-- start MATERIAL PROVIDED --
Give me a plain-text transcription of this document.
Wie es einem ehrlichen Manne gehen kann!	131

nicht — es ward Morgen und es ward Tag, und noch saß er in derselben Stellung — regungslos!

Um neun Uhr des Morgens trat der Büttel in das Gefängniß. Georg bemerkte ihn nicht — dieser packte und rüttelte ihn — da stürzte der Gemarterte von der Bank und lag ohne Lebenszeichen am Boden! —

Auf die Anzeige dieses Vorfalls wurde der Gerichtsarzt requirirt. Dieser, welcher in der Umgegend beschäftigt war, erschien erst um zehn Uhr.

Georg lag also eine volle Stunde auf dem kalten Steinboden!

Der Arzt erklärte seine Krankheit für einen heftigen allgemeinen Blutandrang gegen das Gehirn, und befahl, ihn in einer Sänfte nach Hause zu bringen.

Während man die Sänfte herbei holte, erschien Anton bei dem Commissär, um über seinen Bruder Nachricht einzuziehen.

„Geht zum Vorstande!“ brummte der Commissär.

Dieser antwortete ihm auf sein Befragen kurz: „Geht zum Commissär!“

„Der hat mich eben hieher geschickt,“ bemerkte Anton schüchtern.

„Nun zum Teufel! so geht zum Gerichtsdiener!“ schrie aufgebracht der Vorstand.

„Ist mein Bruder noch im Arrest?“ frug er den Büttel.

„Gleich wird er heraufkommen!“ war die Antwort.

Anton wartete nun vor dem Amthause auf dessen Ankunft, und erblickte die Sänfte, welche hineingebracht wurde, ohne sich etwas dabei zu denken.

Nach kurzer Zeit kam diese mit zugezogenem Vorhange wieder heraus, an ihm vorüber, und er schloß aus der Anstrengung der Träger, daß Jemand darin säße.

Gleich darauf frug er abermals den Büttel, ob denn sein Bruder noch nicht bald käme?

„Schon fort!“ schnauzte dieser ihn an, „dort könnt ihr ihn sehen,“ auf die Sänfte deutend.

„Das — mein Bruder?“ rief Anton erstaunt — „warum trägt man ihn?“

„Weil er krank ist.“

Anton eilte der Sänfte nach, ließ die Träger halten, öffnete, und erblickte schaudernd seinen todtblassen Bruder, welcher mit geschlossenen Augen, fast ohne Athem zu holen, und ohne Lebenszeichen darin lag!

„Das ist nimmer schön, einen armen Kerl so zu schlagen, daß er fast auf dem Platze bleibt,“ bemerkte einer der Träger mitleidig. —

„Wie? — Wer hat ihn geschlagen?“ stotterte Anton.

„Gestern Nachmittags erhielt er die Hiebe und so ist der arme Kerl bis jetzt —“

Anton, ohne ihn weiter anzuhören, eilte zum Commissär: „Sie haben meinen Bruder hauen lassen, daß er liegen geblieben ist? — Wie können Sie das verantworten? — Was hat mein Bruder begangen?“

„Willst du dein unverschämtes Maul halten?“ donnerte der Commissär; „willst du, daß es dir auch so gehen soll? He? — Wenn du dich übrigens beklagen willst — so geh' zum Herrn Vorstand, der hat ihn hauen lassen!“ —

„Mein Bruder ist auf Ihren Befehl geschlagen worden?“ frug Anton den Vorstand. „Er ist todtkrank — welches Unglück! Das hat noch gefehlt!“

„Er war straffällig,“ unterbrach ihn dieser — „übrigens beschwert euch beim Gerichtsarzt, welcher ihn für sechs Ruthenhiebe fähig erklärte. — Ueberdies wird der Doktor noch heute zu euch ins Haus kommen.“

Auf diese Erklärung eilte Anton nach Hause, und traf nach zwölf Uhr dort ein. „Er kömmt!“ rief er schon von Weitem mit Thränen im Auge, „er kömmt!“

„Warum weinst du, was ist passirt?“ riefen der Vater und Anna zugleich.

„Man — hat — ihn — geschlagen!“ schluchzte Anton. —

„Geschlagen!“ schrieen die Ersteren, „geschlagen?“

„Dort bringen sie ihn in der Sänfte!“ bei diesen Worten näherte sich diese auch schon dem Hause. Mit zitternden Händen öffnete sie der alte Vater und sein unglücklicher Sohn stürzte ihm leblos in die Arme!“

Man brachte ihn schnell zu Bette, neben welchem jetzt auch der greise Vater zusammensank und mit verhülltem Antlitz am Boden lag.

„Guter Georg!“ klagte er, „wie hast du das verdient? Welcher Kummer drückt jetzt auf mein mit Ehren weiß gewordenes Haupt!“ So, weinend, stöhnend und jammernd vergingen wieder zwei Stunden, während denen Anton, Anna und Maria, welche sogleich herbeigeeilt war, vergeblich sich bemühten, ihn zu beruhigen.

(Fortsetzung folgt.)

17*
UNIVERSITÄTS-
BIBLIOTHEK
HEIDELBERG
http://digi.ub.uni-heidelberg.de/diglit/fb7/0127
-- end MATERIAL PROVIDED --
▶ _TASK TO COMPLETE_: Check each line of the records for "gehen" and copy the ones that contain it.

▶ _THE RESPONSE_:
Wie es einem ehrlichen Manne gehen kann!	131
„Willst du dein unverschämtes Maul halten?“ donnerte der Commissär; „willst du, daß es dir auch so gehen soll? He? — Wenn du dich übrigens beklagen willst — so geh' zum Herrn Vorstand, der hat ihn hauen lassen!“ —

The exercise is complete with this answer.